**TASK OBJECTIVE**
Find the word "were" in the data. Return every line where it appears.

**PROVIDED DATA**
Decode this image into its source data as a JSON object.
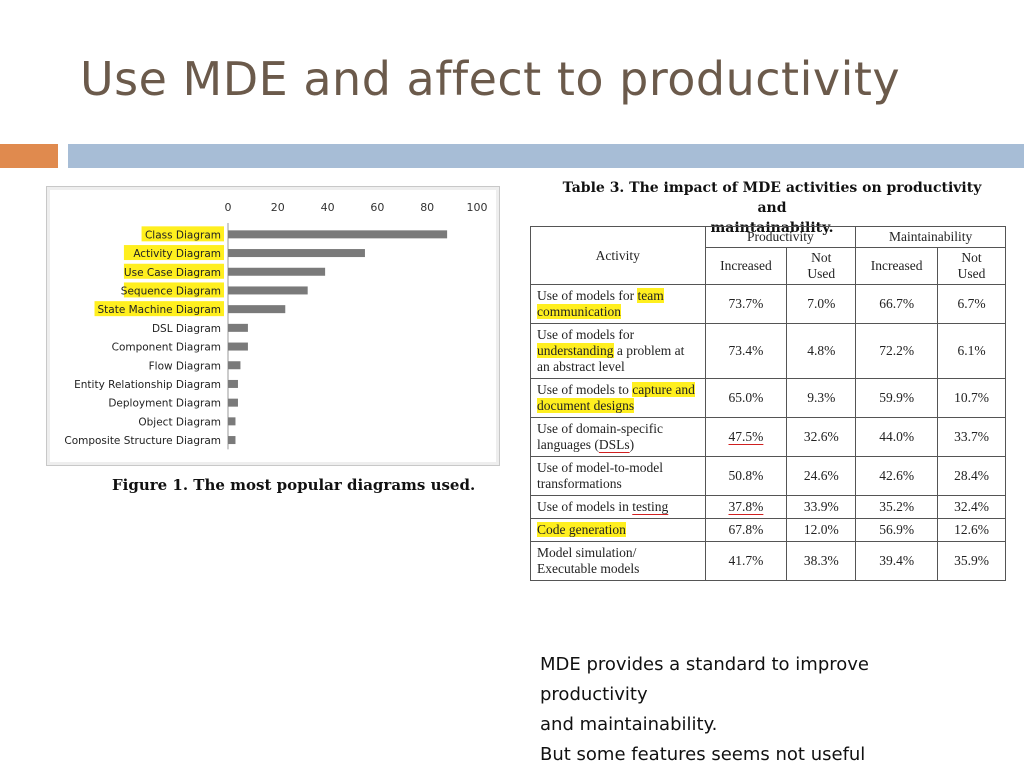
{
  "slide": {
    "title": "Use MDE and affect to productivity",
    "note_lines": [
      "MDE provides a standard to improve",
      "productivity",
      "and maintainability.",
      "But some features seems not useful"
    ]
  },
  "figure": {
    "caption": "Figure 1. The most popular diagrams used.",
    "bar_color": "#7a7a7a",
    "highlight_color": "#ffef1f"
  },
  "chart_data": {
    "type": "bar",
    "orientation": "horizontal",
    "x_ticks": [
      "0",
      "20",
      "40",
      "60",
      "80",
      "100"
    ],
    "xlim": [
      0,
      100
    ],
    "grid": false,
    "categories": [
      "Class Diagram",
      "Activity Diagram",
      "Use Case Diagram",
      "Sequence Diagram",
      "State Machine Diagram",
      "DSL Diagram",
      "Component Diagram",
      "Flow Diagram",
      "Entity Relationship Diagram",
      "Deployment Diagram",
      "Object Diagram",
      "Composite Structure Diagram"
    ],
    "values": [
      88,
      55,
      39,
      32,
      23,
      8,
      8,
      5,
      4,
      4,
      3,
      3
    ],
    "highlighted": [
      true,
      true,
      true,
      true,
      true,
      false,
      false,
      false,
      false,
      false,
      false,
      false
    ]
  },
  "table": {
    "caption_lines": [
      "Table 3. The impact of MDE activities on productivity and",
      "maintainability."
    ],
    "header": {
      "activity": "Activity",
      "productivity": "Productivity",
      "maintainability": "Maintainability",
      "increased": "Increased",
      "not_used_1": "Not",
      "not_used_2": "Used"
    },
    "rows": [
      {
        "pre": "Use of models for ",
        "hl": "team communication",
        "post": "",
        "values": [
          "73.7%",
          "7.0%",
          "66.7%",
          "6.7%"
        ],
        "ul_first": false
      },
      {
        "pre": "Use of models for ",
        "hl": "understanding",
        "post": " a problem at an abstract level",
        "values": [
          "73.4%",
          "4.8%",
          "72.2%",
          "6.1%"
        ],
        "ul_first": false
      },
      {
        "pre": "Use of models to ",
        "hl": "capture and document designs",
        "post": "",
        "values": [
          "65.0%",
          "9.3%",
          "59.9%",
          "10.7%"
        ],
        "ul_first": false
      },
      {
        "pre": "Use of domain-specific languages (",
        "hl": "",
        "ul": "DSLs",
        "post": ")",
        "values": [
          "47.5%",
          "32.6%",
          "44.0%",
          "33.7%"
        ],
        "ul_first": true
      },
      {
        "pre": "Use of model-to-model transformations",
        "hl": "",
        "post": "",
        "values": [
          "50.8%",
          "24.6%",
          "42.6%",
          "28.4%"
        ],
        "ul_first": false
      },
      {
        "pre": "Use of models in ",
        "hl": "",
        "ul": "testing",
        "post": "",
        "values": [
          "37.8%",
          "33.9%",
          "35.2%",
          "32.4%"
        ],
        "ul_first": true
      },
      {
        "pre": "",
        "hl": "Code generation",
        "post": "",
        "values": [
          "67.8%",
          "12.0%",
          "56.9%",
          "12.6%"
        ],
        "ul_first": false
      },
      {
        "pre": "Model simulation/ Executable models",
        "hl": "",
        "post": "",
        "values": [
          "41.7%",
          "38.3%",
          "39.4%",
          "35.9%"
        ],
        "ul_first": false
      }
    ]
  }
}
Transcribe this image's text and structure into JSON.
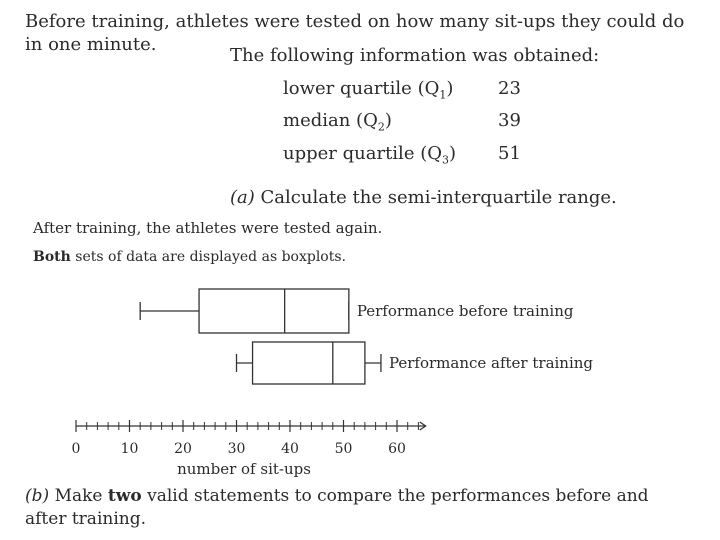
{
  "question": {
    "intro": "Before training, athletes were tested on how many sit-ups they could do in one minute.",
    "info_heading": "The following information was obtained:",
    "quartiles": [
      {
        "label": "lower quartile",
        "symbol": "Q",
        "sub": "1",
        "value": "23"
      },
      {
        "label": "median",
        "symbol": "Q",
        "sub": "2",
        "value": "39"
      },
      {
        "label": "upper quartile",
        "symbol": "Q",
        "sub": "3",
        "value": "51"
      }
    ],
    "part_a": {
      "marker": "(a)",
      "text": "Calculate the semi-interquartile range."
    },
    "after_text": "After training, the athletes were tested again.",
    "both_bold": "Both",
    "both_rest": "sets of data are displayed as boxplots.",
    "part_b": {
      "marker": "(b)",
      "pre": "Make",
      "bold": "two",
      "post": "valid statements to compare the performances before and after training."
    }
  },
  "chart_data": {
    "type": "boxplot",
    "xlabel": "number of sit-ups",
    "xlim": [
      0,
      65
    ],
    "ticks": [
      0,
      10,
      20,
      30,
      40,
      50,
      60
    ],
    "minor_step": 2,
    "series": [
      {
        "name": "Performance before training",
        "min": 12,
        "q1": 23,
        "median": 39,
        "q3": 51,
        "max": 51
      },
      {
        "name": "Performance after training",
        "min": 30,
        "q1": 33,
        "median": 48,
        "q3": 54,
        "max": 57
      }
    ]
  }
}
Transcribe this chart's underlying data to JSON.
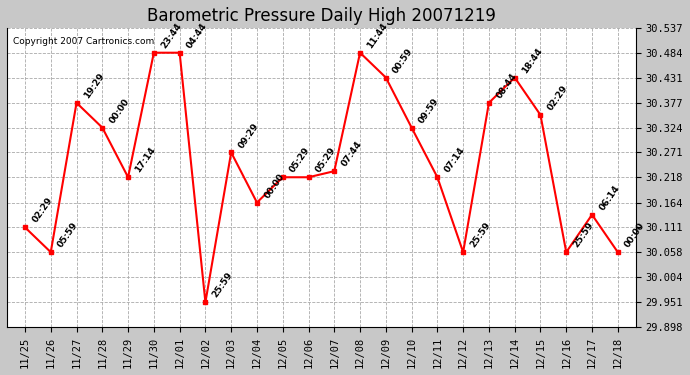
{
  "title": "Barometric Pressure Daily High 20071219",
  "copyright": "Copyright 2007 Cartronics.com",
  "x_labels": [
    "11/25",
    "11/26",
    "11/27",
    "11/28",
    "11/29",
    "11/30",
    "12/01",
    "12/02",
    "12/03",
    "12/04",
    "12/05",
    "12/06",
    "12/07",
    "12/08",
    "12/09",
    "12/10",
    "12/11",
    "12/12",
    "12/13",
    "12/14",
    "12/15",
    "12/16",
    "12/17",
    "12/18"
  ],
  "y_values": [
    30.111,
    30.058,
    30.377,
    30.324,
    30.218,
    30.484,
    30.484,
    29.951,
    30.271,
    30.164,
    30.218,
    30.218,
    30.231,
    30.484,
    30.431,
    30.324,
    30.218,
    30.058,
    30.377,
    30.431,
    30.351,
    30.058,
    30.138,
    30.058
  ],
  "point_labels": [
    "02:29",
    "05:59",
    "19:29",
    "00:00",
    "17:14",
    "23:44",
    "04:44",
    "25:59",
    "09:29",
    "00:00",
    "05:29",
    "05:29",
    "07:44",
    "11:44",
    "00:59",
    "09:59",
    "07:14",
    "25:59",
    "08:44",
    "18:44",
    "02:29",
    "25:59",
    "06:14",
    "00:00"
  ],
  "y_min": 29.898,
  "y_max": 30.537,
  "y_ticks": [
    29.898,
    29.951,
    30.004,
    30.058,
    30.111,
    30.164,
    30.218,
    30.271,
    30.324,
    30.377,
    30.431,
    30.484,
    30.537
  ],
  "line_color": "#ff0000",
  "marker_color": "#ff0000",
  "outer_bg_color": "#c8c8c8",
  "plot_bg_color": "#ffffff",
  "grid_color": "#aaaaaa",
  "title_fontsize": 12,
  "tick_fontsize": 7.5,
  "annotation_fontsize": 6.5
}
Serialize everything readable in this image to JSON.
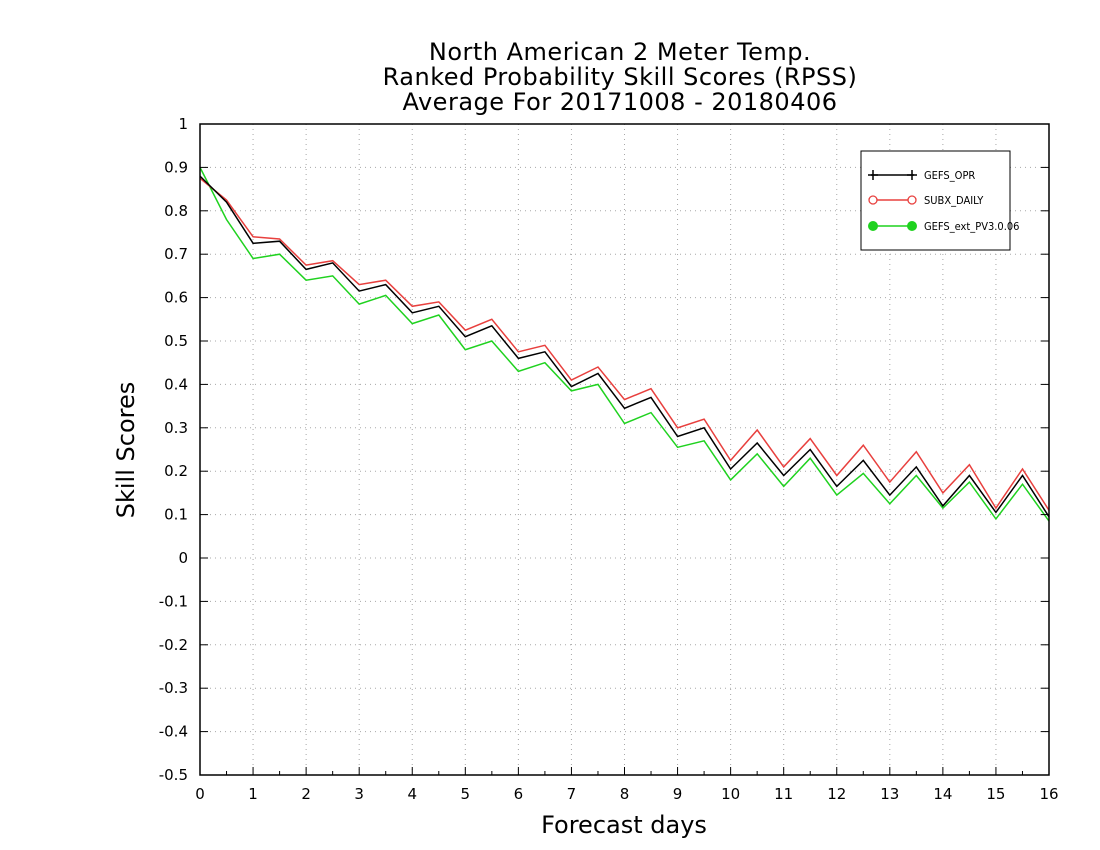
{
  "chart_data": {
    "type": "line",
    "title": [
      "North American 2 Meter Temp.",
      "Ranked Probability Skill Scores (RPSS)",
      "Average For 20171008 - 20180406"
    ],
    "xlabel": "Forecast days",
    "ylabel": "Skill Scores",
    "xlim": [
      0,
      16
    ],
    "ylim": [
      -0.5,
      1
    ],
    "xticks": [
      "0",
      "1",
      "2",
      "3",
      "4",
      "5",
      "6",
      "7",
      "8",
      "9",
      "10",
      "11",
      "12",
      "13",
      "14",
      "15",
      "16"
    ],
    "yticks": [
      "1",
      "0.9",
      "0.8",
      "0.7",
      "0.6",
      "0.5",
      "0.4",
      "0.3",
      "0.2",
      "0.1",
      "0",
      "-0.1",
      "-0.2",
      "-0.3",
      "-0.4",
      "-0.5"
    ],
    "grid": true,
    "legend_position": "top-right",
    "x": [
      0,
      0.5,
      1,
      1.5,
      2,
      2.5,
      3,
      3.5,
      4,
      4.5,
      5,
      5.5,
      6,
      6.5,
      7,
      7.5,
      8,
      8.5,
      9,
      9.5,
      10,
      10.5,
      11,
      11.5,
      12,
      12.5,
      13,
      13.5,
      14,
      14.5,
      15,
      15.5,
      16
    ],
    "series": [
      {
        "name": "GEFS_OPR",
        "color": "#000000",
        "marker": "plus",
        "values": [
          0.88,
          0.82,
          0.725,
          0.73,
          0.665,
          0.68,
          0.615,
          0.63,
          0.565,
          0.58,
          0.51,
          0.535,
          0.46,
          0.475,
          0.395,
          0.425,
          0.345,
          0.37,
          0.28,
          0.3,
          0.205,
          0.265,
          0.19,
          0.25,
          0.165,
          0.225,
          0.145,
          0.21,
          0.12,
          0.19,
          0.105,
          0.19,
          0.095
        ]
      },
      {
        "name": "SUBX_DAILY",
        "color": "#e8403e",
        "marker": "open-circle",
        "values": [
          0.875,
          0.825,
          0.74,
          0.735,
          0.675,
          0.685,
          0.63,
          0.64,
          0.58,
          0.59,
          0.525,
          0.55,
          0.475,
          0.49,
          0.41,
          0.44,
          0.365,
          0.39,
          0.3,
          0.32,
          0.225,
          0.295,
          0.21,
          0.275,
          0.19,
          0.26,
          0.175,
          0.245,
          0.15,
          0.215,
          0.115,
          0.205,
          0.11
        ]
      },
      {
        "name": "GEFS_ext_PV3.0.06",
        "color": "#1fd21f",
        "marker": "filled-circle",
        "values": [
          0.9,
          0.78,
          0.69,
          0.7,
          0.64,
          0.65,
          0.585,
          0.605,
          0.54,
          0.56,
          0.48,
          0.5,
          0.43,
          0.45,
          0.385,
          0.4,
          0.31,
          0.335,
          0.255,
          0.27,
          0.18,
          0.24,
          0.165,
          0.23,
          0.145,
          0.195,
          0.125,
          0.19,
          0.115,
          0.175,
          0.09,
          0.17,
          0.085
        ]
      }
    ]
  }
}
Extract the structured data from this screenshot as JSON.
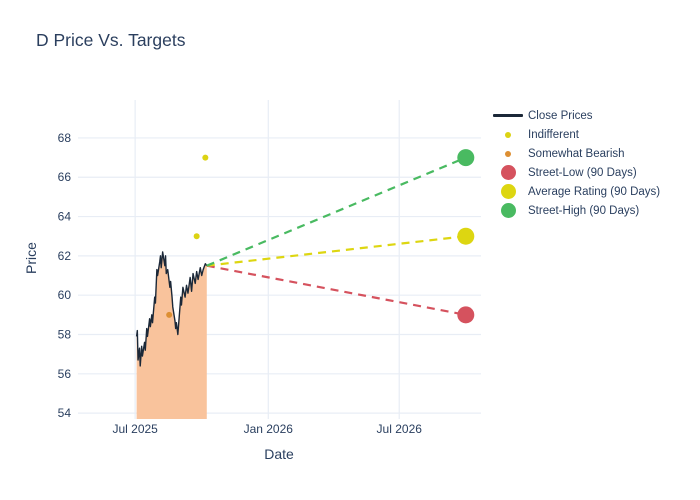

**COMPLETED TASK**
    "intro": "Before training, athletes were tested on how many sit-ups they could do in one minute.",
    "after_text": "After training, the athletes were tested again.",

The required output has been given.